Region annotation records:
--- start ---
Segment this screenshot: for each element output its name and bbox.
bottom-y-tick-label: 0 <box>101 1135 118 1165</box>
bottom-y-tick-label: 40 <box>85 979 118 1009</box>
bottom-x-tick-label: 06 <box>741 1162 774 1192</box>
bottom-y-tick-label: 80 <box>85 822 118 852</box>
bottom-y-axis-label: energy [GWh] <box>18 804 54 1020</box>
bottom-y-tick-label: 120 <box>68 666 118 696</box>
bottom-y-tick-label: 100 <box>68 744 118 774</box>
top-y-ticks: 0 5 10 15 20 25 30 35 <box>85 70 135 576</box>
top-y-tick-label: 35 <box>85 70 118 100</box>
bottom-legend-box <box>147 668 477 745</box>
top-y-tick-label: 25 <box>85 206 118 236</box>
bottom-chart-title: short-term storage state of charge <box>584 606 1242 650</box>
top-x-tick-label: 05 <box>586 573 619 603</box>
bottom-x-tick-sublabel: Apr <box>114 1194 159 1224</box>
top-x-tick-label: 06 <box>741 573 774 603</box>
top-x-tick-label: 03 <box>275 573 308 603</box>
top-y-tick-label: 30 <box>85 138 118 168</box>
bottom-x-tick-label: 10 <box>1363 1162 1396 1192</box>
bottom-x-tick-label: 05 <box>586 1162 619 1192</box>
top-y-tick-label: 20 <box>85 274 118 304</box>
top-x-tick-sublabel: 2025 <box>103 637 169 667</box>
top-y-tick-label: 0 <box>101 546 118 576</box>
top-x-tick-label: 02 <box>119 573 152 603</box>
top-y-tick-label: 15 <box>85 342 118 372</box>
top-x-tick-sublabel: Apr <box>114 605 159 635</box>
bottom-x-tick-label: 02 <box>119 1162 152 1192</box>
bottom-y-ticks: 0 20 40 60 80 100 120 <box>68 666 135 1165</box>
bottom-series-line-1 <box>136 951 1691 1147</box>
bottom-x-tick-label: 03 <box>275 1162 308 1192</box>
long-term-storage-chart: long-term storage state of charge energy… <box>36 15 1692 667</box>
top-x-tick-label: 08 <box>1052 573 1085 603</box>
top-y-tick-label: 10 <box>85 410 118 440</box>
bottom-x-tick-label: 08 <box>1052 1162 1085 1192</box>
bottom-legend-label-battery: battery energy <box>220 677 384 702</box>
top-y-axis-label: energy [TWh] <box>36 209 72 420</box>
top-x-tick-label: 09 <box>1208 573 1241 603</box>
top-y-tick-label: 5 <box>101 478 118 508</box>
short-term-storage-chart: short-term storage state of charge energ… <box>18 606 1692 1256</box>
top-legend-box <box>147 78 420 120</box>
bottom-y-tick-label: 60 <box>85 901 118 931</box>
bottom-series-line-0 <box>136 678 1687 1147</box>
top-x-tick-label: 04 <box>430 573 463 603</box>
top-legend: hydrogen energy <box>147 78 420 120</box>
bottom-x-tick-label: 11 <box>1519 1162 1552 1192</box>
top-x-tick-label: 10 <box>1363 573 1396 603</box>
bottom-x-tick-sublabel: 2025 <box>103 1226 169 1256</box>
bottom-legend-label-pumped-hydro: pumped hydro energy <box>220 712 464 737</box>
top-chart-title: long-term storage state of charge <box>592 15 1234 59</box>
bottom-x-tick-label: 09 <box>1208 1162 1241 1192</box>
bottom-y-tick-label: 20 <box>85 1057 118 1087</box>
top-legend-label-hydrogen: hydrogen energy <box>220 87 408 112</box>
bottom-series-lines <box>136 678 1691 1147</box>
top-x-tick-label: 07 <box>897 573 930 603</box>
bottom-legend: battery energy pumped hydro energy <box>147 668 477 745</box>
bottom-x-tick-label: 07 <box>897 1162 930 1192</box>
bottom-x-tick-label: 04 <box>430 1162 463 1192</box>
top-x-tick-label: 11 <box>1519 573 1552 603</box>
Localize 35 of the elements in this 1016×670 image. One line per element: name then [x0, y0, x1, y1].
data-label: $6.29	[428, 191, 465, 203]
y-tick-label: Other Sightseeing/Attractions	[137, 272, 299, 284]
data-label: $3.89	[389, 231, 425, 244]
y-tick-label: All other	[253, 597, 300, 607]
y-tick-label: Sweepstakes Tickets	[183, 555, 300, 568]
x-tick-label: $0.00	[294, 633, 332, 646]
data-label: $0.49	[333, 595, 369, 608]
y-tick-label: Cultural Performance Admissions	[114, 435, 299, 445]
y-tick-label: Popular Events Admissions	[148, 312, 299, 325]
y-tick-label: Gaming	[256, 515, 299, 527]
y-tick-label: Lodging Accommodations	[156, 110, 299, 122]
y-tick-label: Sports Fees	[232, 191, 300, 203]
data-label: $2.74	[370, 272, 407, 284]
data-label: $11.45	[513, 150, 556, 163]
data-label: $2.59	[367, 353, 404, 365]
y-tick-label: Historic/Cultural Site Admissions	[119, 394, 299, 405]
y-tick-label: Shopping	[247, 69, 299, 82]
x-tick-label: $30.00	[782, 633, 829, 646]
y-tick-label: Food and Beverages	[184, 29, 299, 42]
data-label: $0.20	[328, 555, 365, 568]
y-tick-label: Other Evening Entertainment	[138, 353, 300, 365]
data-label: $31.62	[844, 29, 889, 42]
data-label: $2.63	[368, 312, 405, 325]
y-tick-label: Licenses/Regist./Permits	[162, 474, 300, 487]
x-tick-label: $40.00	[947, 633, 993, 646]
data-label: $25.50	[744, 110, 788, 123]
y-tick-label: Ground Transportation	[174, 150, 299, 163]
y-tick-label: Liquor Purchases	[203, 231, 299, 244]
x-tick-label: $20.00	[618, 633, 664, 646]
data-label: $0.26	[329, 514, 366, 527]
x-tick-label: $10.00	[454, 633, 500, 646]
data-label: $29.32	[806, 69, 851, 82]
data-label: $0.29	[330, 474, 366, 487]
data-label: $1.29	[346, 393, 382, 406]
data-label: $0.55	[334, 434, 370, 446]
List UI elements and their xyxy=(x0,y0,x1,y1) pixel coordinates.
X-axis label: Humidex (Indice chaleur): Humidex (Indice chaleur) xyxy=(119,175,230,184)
--- end ---
### TASK INSTRUCTIONS
Reproduce every line of the records above with no changes.

### THE OUTPUT
Segment this screenshot: for each element output its name and bbox.
bottom-y-tick-label: 0 <box>101 1135 118 1165</box>
bottom-y-tick-label: 40 <box>85 979 118 1009</box>
bottom-x-tick-label: 06 <box>741 1162 774 1192</box>
bottom-y-tick-label: 80 <box>85 822 118 852</box>
bottom-y-axis-label: energy [GWh] <box>18 804 54 1020</box>
bottom-y-tick-label: 120 <box>68 666 118 696</box>
bottom-y-tick-label: 100 <box>68 744 118 774</box>
top-y-ticks: 0 5 10 15 20 25 30 35 <box>85 70 135 576</box>
top-y-tick-label: 35 <box>85 70 118 100</box>
bottom-legend-box <box>147 668 477 745</box>
top-y-tick-label: 25 <box>85 206 118 236</box>
bottom-chart-title: short-term storage state of charge <box>584 606 1242 650</box>
top-x-tick-label: 05 <box>586 573 619 603</box>
bottom-x-tick-sublabel: Apr <box>114 1194 159 1224</box>
top-x-tick-label: 06 <box>741 573 774 603</box>
top-x-tick-label: 03 <box>275 573 308 603</box>
top-y-tick-label: 30 <box>85 138 118 168</box>
bottom-x-tick-label: 10 <box>1363 1162 1396 1192</box>
bottom-x-tick-label: 05 <box>586 1162 619 1192</box>
top-y-tick-label: 20 <box>85 274 118 304</box>
top-x-tick-sublabel: 2025 <box>103 637 169 667</box>
top-y-tick-label: 0 <box>101 546 118 576</box>
top-x-tick-label: 02 <box>119 573 152 603</box>
top-y-tick-label: 15 <box>85 342 118 372</box>
top-x-tick-sublabel: Apr <box>114 605 159 635</box>
bottom-x-tick-label: 02 <box>119 1162 152 1192</box>
bottom-y-ticks: 0 20 40 60 80 100 120 <box>68 666 135 1165</box>
bottom-series-line-1 <box>136 951 1691 1147</box>
bottom-x-tick-label: 03 <box>275 1162 308 1192</box>
long-term-storage-chart: long-term storage state of charge energy… <box>36 15 1692 667</box>
top-x-tick-label: 08 <box>1052 573 1085 603</box>
top-y-tick-label: 10 <box>85 410 118 440</box>
bottom-x-tick-label: 08 <box>1052 1162 1085 1192</box>
bottom-legend-label-battery: battery energy <box>220 677 384 702</box>
top-y-axis-label: energy [TWh] <box>36 209 72 420</box>
top-x-tick-label: 09 <box>1208 573 1241 603</box>
top-y-tick-label: 5 <box>101 478 118 508</box>
short-term-storage-chart: short-term storage state of charge energ… <box>18 606 1692 1256</box>
top-legend-box <box>147 78 420 120</box>
bottom-y-tick-label: 60 <box>85 901 118 931</box>
bottom-series-line-0 <box>136 678 1687 1147</box>
top-x-tick-label: 04 <box>430 573 463 603</box>
top-legend: hydrogen energy <box>147 78 420 120</box>
bottom-x-tick-label: 11 <box>1519 1162 1552 1192</box>
top-x-tick-label: 10 <box>1363 573 1396 603</box>
bottom-x-tick-sublabel: 2025 <box>103 1226 169 1256</box>
bottom-legend-label-pumped-hydro: pumped hydro energy <box>220 712 464 737</box>
top-chart-title: long-term storage state of charge <box>592 15 1234 59</box>
bottom-x-tick-label: 09 <box>1208 1162 1241 1192</box>
bottom-y-tick-label: 20 <box>85 1057 118 1087</box>
top-legend-label-hydrogen: hydrogen energy <box>220 87 408 112</box>
bottom-series-lines <box>136 678 1691 1147</box>
top-x-tick-label: 07 <box>897 573 930 603</box>
bottom-legend: battery energy pumped hydro energy <box>147 668 477 745</box>
bottom-x-tick-label: 07 <box>897 1162 930 1192</box>
bottom-x-tick-label: 04 <box>430 1162 463 1192</box>
top-x-tick-label: 11 <box>1519 573 1552 603</box>
Localize 35 of the elements in this 1016×670 image. One line per element: name then [x0, y0, x1, y1].
data-label: $6.29	[428, 191, 465, 203]
y-tick-label: Other Sightseeing/Attractions	[137, 272, 299, 284]
data-label: $3.89	[389, 231, 425, 244]
y-tick-label: All other	[253, 597, 300, 607]
y-tick-label: Sweepstakes Tickets	[183, 555, 300, 568]
x-tick-label: $0.00	[294, 633, 332, 646]
data-label: $0.49	[333, 595, 369, 608]
y-tick-label: Cultural Performance Admissions	[114, 435, 299, 445]
y-tick-label: Popular Events Admissions	[148, 312, 299, 325]
y-tick-label: Gaming	[256, 515, 299, 527]
y-tick-label: Lodging Accommodations	[156, 110, 299, 122]
y-tick-label: Sports Fees	[232, 191, 300, 203]
data-label: $2.74	[370, 272, 407, 284]
data-label: $11.45	[513, 150, 556, 163]
data-label: $2.59	[367, 353, 404, 365]
y-tick-label: Historic/Cultural Site Admissions	[119, 394, 299, 405]
y-tick-label: Shopping	[247, 69, 299, 82]
x-tick-label: $30.00	[782, 633, 829, 646]
y-tick-label: Food and Beverages	[184, 29, 299, 42]
data-label: $0.20	[328, 555, 365, 568]
y-tick-label: Other Evening Entertainment	[138, 353, 300, 365]
data-label: $31.62	[844, 29, 889, 42]
data-label: $2.63	[368, 312, 405, 325]
y-tick-label: Licenses/Regist./Permits	[162, 474, 300, 487]
x-tick-label: $40.00	[947, 633, 993, 646]
data-label: $25.50	[744, 110, 788, 123]
y-tick-label: Ground Transportation	[174, 150, 299, 163]
y-tick-label: Liquor Purchases	[203, 231, 299, 244]
x-tick-label: $20.00	[618, 633, 664, 646]
data-label: $0.26	[329, 514, 366, 527]
x-tick-label: $10.00	[454, 633, 500, 646]
data-label: $29.32	[806, 69, 851, 82]
data-label: $0.29	[330, 474, 366, 487]
data-label: $1.29	[346, 393, 382, 406]
data-label: $0.55	[334, 434, 370, 446]
List UI elements and their xyxy=(x0,y0,x1,y1) pixel coordinates.
X-axis label: Humidex (Indice chaleur): Humidex (Indice chaleur) xyxy=(119,175,230,184)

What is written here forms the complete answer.